#### THE INPUT:
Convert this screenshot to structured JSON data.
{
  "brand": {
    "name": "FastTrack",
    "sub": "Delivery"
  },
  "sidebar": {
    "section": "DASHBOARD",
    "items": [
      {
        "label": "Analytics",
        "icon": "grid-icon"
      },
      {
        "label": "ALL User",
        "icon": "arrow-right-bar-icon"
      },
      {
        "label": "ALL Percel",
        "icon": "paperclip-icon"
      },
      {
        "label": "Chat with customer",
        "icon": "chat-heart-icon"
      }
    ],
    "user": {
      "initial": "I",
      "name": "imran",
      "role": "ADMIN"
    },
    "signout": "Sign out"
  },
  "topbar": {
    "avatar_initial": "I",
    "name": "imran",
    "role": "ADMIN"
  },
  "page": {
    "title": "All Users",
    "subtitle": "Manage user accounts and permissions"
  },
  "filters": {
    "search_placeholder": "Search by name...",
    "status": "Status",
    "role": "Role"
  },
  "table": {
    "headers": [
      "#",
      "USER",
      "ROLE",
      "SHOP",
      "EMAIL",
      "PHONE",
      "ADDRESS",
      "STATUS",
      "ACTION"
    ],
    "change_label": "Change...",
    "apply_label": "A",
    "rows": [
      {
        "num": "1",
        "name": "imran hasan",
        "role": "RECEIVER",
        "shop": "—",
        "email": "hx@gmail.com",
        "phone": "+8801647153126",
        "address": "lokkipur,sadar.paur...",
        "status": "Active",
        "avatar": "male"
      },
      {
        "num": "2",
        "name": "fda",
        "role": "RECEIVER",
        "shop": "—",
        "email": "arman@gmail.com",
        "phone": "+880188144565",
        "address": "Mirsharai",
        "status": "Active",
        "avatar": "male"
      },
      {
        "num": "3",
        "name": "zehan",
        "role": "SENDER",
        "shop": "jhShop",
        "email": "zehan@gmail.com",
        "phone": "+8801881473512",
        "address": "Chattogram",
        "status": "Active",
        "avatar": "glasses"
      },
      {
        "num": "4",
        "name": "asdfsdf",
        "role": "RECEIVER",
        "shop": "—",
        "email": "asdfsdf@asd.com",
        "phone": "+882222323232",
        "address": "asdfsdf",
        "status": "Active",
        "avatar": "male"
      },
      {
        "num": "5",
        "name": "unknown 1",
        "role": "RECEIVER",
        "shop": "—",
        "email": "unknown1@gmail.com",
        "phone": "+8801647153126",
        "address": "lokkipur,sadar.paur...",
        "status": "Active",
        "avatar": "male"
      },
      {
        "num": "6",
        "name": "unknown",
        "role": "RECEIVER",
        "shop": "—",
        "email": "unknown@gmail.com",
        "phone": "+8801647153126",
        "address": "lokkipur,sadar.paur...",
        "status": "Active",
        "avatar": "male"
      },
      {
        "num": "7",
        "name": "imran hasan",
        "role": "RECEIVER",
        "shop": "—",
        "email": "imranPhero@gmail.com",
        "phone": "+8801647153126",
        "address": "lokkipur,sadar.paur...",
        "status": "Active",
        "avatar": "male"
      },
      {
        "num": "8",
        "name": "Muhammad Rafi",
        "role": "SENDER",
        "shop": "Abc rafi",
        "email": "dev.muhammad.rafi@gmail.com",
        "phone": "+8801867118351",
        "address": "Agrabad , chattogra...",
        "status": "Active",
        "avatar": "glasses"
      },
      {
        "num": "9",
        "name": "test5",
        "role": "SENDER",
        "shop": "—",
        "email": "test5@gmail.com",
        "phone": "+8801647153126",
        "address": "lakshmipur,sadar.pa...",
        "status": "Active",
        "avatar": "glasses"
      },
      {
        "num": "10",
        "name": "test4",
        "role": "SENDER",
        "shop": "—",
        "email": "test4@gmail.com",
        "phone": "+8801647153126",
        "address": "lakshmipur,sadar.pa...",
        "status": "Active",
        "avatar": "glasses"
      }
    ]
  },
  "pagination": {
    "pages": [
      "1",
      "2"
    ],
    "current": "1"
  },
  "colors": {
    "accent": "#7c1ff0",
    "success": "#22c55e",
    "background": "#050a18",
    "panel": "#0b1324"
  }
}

#### WHAT IS NEEDED:
Reproduce every record, matching each line exactly.

#### SOLUTION FOR THIS PROBLEM:
Convert this screenshot to structured JSON data.
{
  "brand": {
    "name": "FastTrack",
    "sub": "Delivery"
  },
  "sidebar": {
    "section": "DASHBOARD",
    "items": [
      {
        "label": "Analytics",
        "icon": "grid-icon"
      },
      {
        "label": "ALL User",
        "icon": "arrow-right-bar-icon"
      },
      {
        "label": "ALL Percel",
        "icon": "paperclip-icon"
      },
      {
        "label": "Chat with customer",
        "icon": "chat-heart-icon"
      }
    ],
    "user": {
      "initial": "I",
      "name": "imran",
      "role": "ADMIN"
    },
    "signout": "Sign out"
  },
  "topbar": {
    "avatar_initial": "I",
    "name": "imran",
    "role": "ADMIN"
  },
  "page": {
    "title": "All Users",
    "subtitle": "Manage user accounts and permissions"
  },
  "filters": {
    "search_placeholder": "Search by name...",
    "status": "Status",
    "role": "Role"
  },
  "table": {
    "headers": [
      "#",
      "USER",
      "ROLE",
      "SHOP",
      "EMAIL",
      "PHONE",
      "ADDRESS",
      "STATUS",
      "ACTION"
    ],
    "change_label": "Change...",
    "apply_label": "A",
    "rows": [
      {
        "num": "1",
        "name": "imran hasan",
        "role": "RECEIVER",
        "shop": "—",
        "email": "hx@gmail.com",
        "phone": "+8801647153126",
        "address": "lokkipur,sadar.paur...",
        "status": "Active",
        "avatar": "male"
      },
      {
        "num": "2",
        "name": "fda",
        "role": "RECEIVER",
        "shop": "—",
        "email": "arman@gmail.com",
        "phone": "+880188144565",
        "address": "Mirsharai",
        "status": "Active",
        "avatar": "male"
      },
      {
        "num": "3",
        "name": "zehan",
        "role": "SENDER",
        "shop": "jhShop",
        "email": "zehan@gmail.com",
        "phone": "+8801881473512",
        "address": "Chattogram",
        "status": "Active",
        "avatar": "glasses"
      },
      {
        "num": "4",
        "name": "asdfsdf",
        "role": "RECEIVER",
        "shop": "—",
        "email": "asdfsdf@asd.com",
        "phone": "+882222323232",
        "address": "asdfsdf",
        "status": "Active",
        "avatar": "male"
      },
      {
        "num": "5",
        "name": "unknown 1",
        "role": "RECEIVER",
        "shop": "—",
        "email": "unknown1@gmail.com",
        "phone": "+8801647153126",
        "address": "lokkipur,sadar.paur...",
        "status": "Active",
        "avatar": "male"
      },
      {
        "num": "6",
        "name": "unknown",
        "role": "RECEIVER",
        "shop": "—",
        "email": "unknown@gmail.com",
        "phone": "+8801647153126",
        "address": "lokkipur,sadar.paur...",
        "status": "Active",
        "avatar": "male"
      },
      {
        "num": "7",
        "name": "imran hasan",
        "role": "RECEIVER",
        "shop": "—",
        "email": "imranPhero@gmail.com",
        "phone": "+8801647153126",
        "address": "lokkipur,sadar.paur...",
        "status": "Active",
        "avatar": "male"
      },
      {
        "num": "8",
        "name": "Muhammad Rafi",
        "role": "SENDER",
        "shop": "Abc rafi",
        "email": "dev.muhammad.rafi@gmail.com",
        "phone": "+8801867118351",
        "address": "Agrabad , chattogra...",
        "status": "Active",
        "avatar": "glasses"
      },
      {
        "num": "9",
        "name": "test5",
        "role": "SENDER",
        "shop": "—",
        "email": "test5@gmail.com",
        "phone": "+8801647153126",
        "address": "lakshmipur,sadar.pa...",
        "status": "Active",
        "avatar": "glasses"
      },
      {
        "num": "10",
        "name": "test4",
        "role": "SENDER",
        "shop": "—",
        "email": "test4@gmail.com",
        "phone": "+8801647153126",
        "address": "lakshmipur,sadar.pa...",
        "status": "Active",
        "avatar": "glasses"
      }
    ]
  },
  "pagination": {
    "pages": [
      "1",
      "2"
    ],
    "current": "1"
  },
  "colors": {
    "accent": "#7c1ff0",
    "success": "#22c55e",
    "background": "#050a18",
    "panel": "#0b1324"
  }
}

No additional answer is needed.